** THE RECORDS **
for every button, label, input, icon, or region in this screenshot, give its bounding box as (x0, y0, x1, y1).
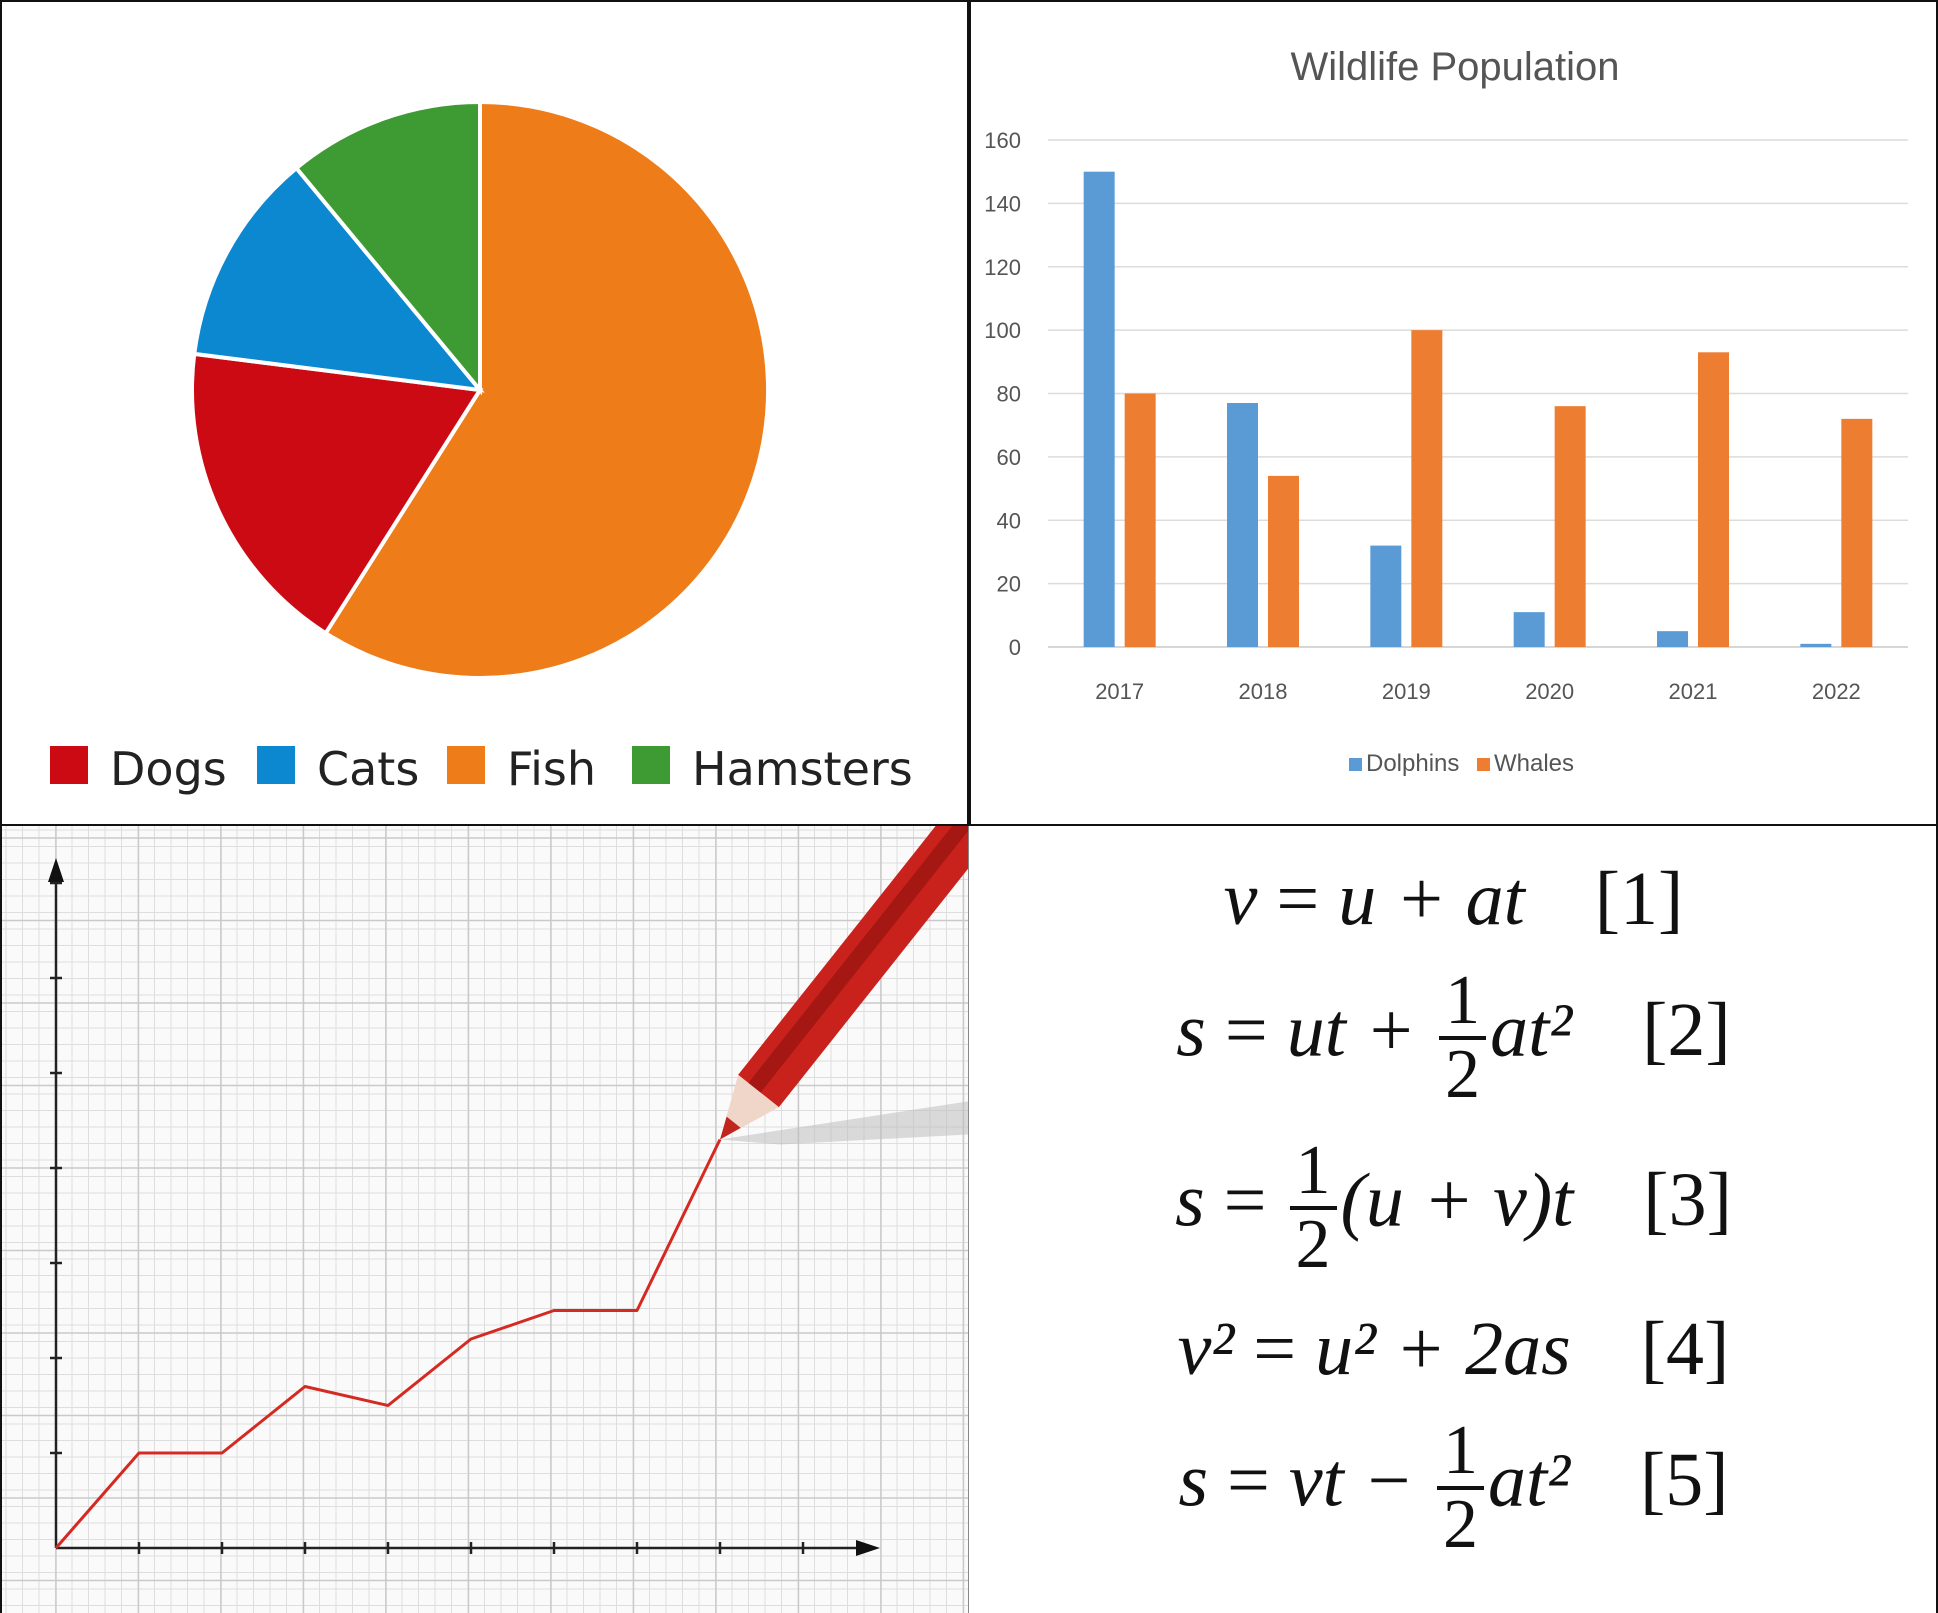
legend-label-fish: Fish (507, 742, 596, 796)
legend-swatch-hamsters (632, 746, 670, 784)
bar-chart-title: Wildlife Population (1290, 45, 1619, 89)
x-tick-label: 2021 (1669, 679, 1718, 704)
x-tick-label: 2019 (1382, 679, 1431, 704)
line-graph-panel (0, 826, 969, 1613)
y-axis-arrow-icon (48, 858, 64, 882)
legend-label-dogs: Dogs (110, 742, 227, 796)
bar-dolphins-2022 (1800, 643, 1832, 647)
y-tick-label: 0 (1009, 635, 1021, 660)
pie-chart-panel: Dogs Cats Fish Hamsters (0, 0, 969, 826)
bar-chart: Wildlife Population 0 20 40 60 80 100 120 140 160… (984, 45, 1908, 777)
y-tick-label: 160 (984, 128, 1021, 153)
y-tick-label: 140 (984, 191, 1021, 216)
legend-label-hamsters: Hamsters (692, 742, 913, 796)
pencil-lead (720, 1116, 741, 1140)
y-tick-label: 20 (997, 572, 1021, 597)
bar-dolphins-2020 (1513, 612, 1545, 647)
equation-3: s = 1 2 (u + v)t [3] (1175, 1132, 1732, 1283)
y-tick-label: 100 (984, 318, 1021, 343)
bar-whales-2021 (1698, 352, 1729, 647)
equation-1: v = u + at [1] (1223, 857, 1684, 941)
bar-whales-2019 (1411, 330, 1443, 647)
x-axis-arrow-icon (856, 1540, 880, 1556)
legend-swatch-fish (447, 746, 485, 784)
pencil-icon (720, 826, 968, 1145)
equations-panel: v = u + at [1] s = ut + 1 2 at² [2] s = 1 2 (u… (969, 826, 1938, 1613)
legend-label-dolphins: Dolphins (1366, 750, 1459, 777)
y-tick-label: 60 (997, 445, 1021, 470)
y-tick-label: 80 (997, 382, 1021, 407)
bar-chart-panel: Wildlife Population 0 20 40 60 80 100 120 140 160… (969, 0, 1938, 826)
x-tick-label: 2022 (1812, 679, 1861, 704)
x-tick-label: 2018 (1239, 679, 1288, 704)
line-graph (2, 826, 968, 1613)
pie-slice-fish (322, 99, 770, 680)
y-tick-label: 40 (997, 508, 1021, 533)
pencil-shadow (720, 1079, 968, 1145)
legend-label-cats: Cats (317, 742, 419, 796)
pie-slice-cats (192, 165, 485, 393)
bar-dolphins-2018 (1227, 403, 1258, 647)
equation-5: s = vt − 1 2 at² [5] (1178, 1412, 1729, 1563)
legend-swatch-whales (1477, 758, 1490, 771)
x-tick-label: 2017 (1095, 679, 1144, 704)
pie-chart: Dogs Cats Fish Hamsters (50, 99, 913, 796)
equation-4: v² = u² + 2as [4] (1177, 1307, 1730, 1391)
legend-label-whales: Whales (1494, 750, 1574, 777)
bar-whales-2017 (1124, 393, 1156, 647)
pie-slice-hamsters (293, 99, 482, 396)
legend-swatch-dolphins (1349, 758, 1362, 771)
bar-whales-2020 (1554, 406, 1586, 647)
legend-swatch-dogs (50, 746, 88, 784)
bar-whales-2022 (1841, 418, 1873, 647)
y-tick-label: 120 (984, 255, 1021, 280)
bar-dolphins-2017 (1083, 171, 1115, 647)
bar-dolphins-2019 (1370, 545, 1402, 647)
bar-dolphins-2021 (1657, 631, 1688, 647)
pencil-body-shade (748, 826, 968, 1093)
bar-whales-2018 (1268, 475, 1299, 647)
equation-2: s = ut + 1 2 at² [2] (1176, 962, 1731, 1113)
pie-slice-dogs (190, 351, 484, 636)
legend-swatch-cats (257, 746, 295, 784)
x-tick-label: 2020 (1525, 679, 1574, 704)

** OBJECTIVE **
Number the lines of the data above, from the line containing "legend-label-fish: Fish (507, 742, 596, 796)" through the line containing "y-tick-label: 100 (984, 318, 1021, 343)", and skip any blank lines.

** COMPLETED EXERCISE **
1. legend-label-fish: Fish (507, 742, 596, 796)
2. legend-swatch-hamsters (632, 746, 670, 784)
3. bar-chart-title: Wildlife Population (1290, 45, 1619, 89)
4. x-tick-label: 2021 (1669, 679, 1718, 704)
5. x-tick-label: 2019 (1382, 679, 1431, 704)
6. line-graph-panel (0, 826, 969, 1613)
7. y-axis-arrow-icon (48, 858, 64, 882)
8. legend-label-dogs: Dogs (110, 742, 227, 796)
9. bar-dolphins-2022 (1800, 643, 1832, 647)
10. y-tick-label: 0 (1009, 635, 1021, 660)
11. pie-chart-panel: Dogs Cats Fish Hamsters (0, 0, 969, 826)
12. bar-chart: Wildlife Population 0 20 40 60 80 100 120 140 160… (984, 45, 1908, 777)
13. y-tick-label: 160 (984, 128, 1021, 153)
14. y-tick-label: 140 (984, 191, 1021, 216)
15. legend-label-hamsters: Hamsters (692, 742, 913, 796)
16. pencil-lead (720, 1116, 741, 1140)
17. y-tick-label: 20 (997, 572, 1021, 597)
18. bar-dolphins-2020 (1513, 612, 1545, 647)
19. equation-3: s = 1 2 (u + v)t [3] (1175, 1132, 1732, 1283)
20. y-tick-label: 100 (984, 318, 1021, 343)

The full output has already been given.